▶ _Description of the task_:
Print the data word for word, beginning with its first line and stopping after the line that contains "map-label-asuncion: Asunción (839, 502, 885, 514)".
## START Stored rows
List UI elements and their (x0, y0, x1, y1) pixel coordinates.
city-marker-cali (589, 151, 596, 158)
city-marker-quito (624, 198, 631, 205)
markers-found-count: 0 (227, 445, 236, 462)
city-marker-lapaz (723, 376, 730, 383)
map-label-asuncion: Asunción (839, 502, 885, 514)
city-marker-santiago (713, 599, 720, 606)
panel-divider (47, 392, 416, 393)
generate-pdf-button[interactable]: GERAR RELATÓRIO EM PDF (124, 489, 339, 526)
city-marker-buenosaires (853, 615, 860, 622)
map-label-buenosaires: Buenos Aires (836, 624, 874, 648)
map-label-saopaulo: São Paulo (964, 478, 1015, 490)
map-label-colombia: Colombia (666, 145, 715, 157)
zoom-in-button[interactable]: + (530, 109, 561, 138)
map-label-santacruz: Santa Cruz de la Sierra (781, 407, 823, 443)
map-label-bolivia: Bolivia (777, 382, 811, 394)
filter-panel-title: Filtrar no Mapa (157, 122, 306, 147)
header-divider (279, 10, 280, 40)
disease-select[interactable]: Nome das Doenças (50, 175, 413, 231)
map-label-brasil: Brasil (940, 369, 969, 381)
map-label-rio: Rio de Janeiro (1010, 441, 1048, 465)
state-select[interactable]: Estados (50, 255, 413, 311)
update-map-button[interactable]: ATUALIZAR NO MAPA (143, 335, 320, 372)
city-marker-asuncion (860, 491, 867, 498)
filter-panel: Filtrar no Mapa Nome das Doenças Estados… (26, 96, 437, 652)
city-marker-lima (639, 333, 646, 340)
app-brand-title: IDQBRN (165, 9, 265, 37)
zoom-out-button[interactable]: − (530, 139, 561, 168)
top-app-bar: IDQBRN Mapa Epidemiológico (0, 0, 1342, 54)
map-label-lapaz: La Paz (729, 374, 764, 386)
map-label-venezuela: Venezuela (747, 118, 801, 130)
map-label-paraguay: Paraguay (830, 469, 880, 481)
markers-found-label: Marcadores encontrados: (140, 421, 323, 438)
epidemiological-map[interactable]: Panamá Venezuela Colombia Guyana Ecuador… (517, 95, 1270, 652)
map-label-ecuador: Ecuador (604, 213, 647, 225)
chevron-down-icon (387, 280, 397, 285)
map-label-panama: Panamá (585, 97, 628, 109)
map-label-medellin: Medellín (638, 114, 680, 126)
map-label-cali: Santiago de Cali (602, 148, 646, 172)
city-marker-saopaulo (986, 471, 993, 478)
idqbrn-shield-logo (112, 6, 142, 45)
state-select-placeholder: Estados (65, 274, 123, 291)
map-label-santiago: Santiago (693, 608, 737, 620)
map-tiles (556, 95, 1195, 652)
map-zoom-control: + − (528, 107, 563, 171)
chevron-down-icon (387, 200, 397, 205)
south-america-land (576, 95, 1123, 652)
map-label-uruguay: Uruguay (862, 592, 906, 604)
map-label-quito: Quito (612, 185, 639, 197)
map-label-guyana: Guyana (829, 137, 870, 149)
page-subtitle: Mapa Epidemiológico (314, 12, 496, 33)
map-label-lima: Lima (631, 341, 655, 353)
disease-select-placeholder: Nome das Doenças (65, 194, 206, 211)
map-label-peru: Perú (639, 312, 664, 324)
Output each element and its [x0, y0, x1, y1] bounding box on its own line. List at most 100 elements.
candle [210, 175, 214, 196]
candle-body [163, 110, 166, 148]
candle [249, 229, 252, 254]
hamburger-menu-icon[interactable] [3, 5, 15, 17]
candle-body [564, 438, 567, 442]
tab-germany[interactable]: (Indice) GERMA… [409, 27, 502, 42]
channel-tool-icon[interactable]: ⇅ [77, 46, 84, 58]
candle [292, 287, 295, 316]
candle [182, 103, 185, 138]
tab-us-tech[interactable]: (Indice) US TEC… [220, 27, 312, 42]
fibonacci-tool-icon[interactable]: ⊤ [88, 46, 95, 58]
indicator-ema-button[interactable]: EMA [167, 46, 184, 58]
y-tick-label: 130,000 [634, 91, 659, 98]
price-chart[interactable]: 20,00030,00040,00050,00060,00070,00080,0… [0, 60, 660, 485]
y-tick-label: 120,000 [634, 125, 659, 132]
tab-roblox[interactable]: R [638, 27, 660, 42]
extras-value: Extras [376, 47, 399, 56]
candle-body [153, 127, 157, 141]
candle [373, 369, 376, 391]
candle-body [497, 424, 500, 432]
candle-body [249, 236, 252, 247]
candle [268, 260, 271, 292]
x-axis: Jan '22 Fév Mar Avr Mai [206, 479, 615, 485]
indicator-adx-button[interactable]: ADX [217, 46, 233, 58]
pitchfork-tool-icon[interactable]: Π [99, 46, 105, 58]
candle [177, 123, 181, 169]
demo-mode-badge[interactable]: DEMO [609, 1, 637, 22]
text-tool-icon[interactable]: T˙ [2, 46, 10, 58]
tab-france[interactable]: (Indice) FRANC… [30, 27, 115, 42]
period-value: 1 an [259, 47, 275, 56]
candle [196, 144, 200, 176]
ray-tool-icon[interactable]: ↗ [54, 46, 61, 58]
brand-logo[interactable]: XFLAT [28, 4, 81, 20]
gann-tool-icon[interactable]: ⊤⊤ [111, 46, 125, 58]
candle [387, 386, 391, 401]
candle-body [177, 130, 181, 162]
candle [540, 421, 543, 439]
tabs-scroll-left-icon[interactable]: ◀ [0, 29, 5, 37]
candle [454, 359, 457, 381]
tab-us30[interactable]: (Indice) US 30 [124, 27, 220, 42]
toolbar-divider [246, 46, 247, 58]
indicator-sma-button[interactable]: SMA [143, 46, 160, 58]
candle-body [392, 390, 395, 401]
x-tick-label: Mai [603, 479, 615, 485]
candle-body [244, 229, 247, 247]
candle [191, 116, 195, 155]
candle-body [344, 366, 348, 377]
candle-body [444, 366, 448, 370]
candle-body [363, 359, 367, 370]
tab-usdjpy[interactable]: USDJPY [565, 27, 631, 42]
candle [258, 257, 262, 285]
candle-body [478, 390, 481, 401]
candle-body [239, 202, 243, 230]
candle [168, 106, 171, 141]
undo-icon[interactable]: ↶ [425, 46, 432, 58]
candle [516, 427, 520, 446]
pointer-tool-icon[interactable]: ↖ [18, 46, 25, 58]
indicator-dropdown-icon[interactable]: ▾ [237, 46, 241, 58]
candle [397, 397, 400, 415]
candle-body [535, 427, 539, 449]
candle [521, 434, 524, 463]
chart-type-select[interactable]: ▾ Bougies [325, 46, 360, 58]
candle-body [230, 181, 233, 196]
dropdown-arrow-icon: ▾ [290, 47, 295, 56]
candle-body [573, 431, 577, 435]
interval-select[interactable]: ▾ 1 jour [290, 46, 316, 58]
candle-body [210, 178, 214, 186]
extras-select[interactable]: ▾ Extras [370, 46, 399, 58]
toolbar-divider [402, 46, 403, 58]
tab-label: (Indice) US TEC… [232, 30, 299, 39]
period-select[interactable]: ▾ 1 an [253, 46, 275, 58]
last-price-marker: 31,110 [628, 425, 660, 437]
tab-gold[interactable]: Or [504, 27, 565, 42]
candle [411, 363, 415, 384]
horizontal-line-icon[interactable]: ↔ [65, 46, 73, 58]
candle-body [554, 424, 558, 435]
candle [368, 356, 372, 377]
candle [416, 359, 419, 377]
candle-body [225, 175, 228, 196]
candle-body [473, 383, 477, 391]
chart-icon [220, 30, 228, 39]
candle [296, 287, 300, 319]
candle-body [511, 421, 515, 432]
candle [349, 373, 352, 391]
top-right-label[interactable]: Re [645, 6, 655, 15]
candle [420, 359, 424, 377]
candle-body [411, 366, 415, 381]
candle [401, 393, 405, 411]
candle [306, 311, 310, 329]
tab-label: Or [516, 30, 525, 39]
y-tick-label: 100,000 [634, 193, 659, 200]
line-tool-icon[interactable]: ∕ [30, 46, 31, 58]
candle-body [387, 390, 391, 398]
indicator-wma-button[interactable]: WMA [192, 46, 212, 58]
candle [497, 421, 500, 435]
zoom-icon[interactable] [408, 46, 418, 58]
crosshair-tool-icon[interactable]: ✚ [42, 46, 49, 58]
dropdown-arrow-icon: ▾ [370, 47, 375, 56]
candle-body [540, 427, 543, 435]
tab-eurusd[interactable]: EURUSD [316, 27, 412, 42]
## END Stored rows
▶ _Result of this task_:
List UI elements and their (x0, y0, x1, y1) pixel coordinates.
city-marker-cali (589, 151, 596, 158)
city-marker-quito (624, 198, 631, 205)
markers-found-count: 0 (227, 445, 236, 462)
city-marker-lapaz (723, 376, 730, 383)
map-label-asuncion: Asunción (839, 502, 885, 514)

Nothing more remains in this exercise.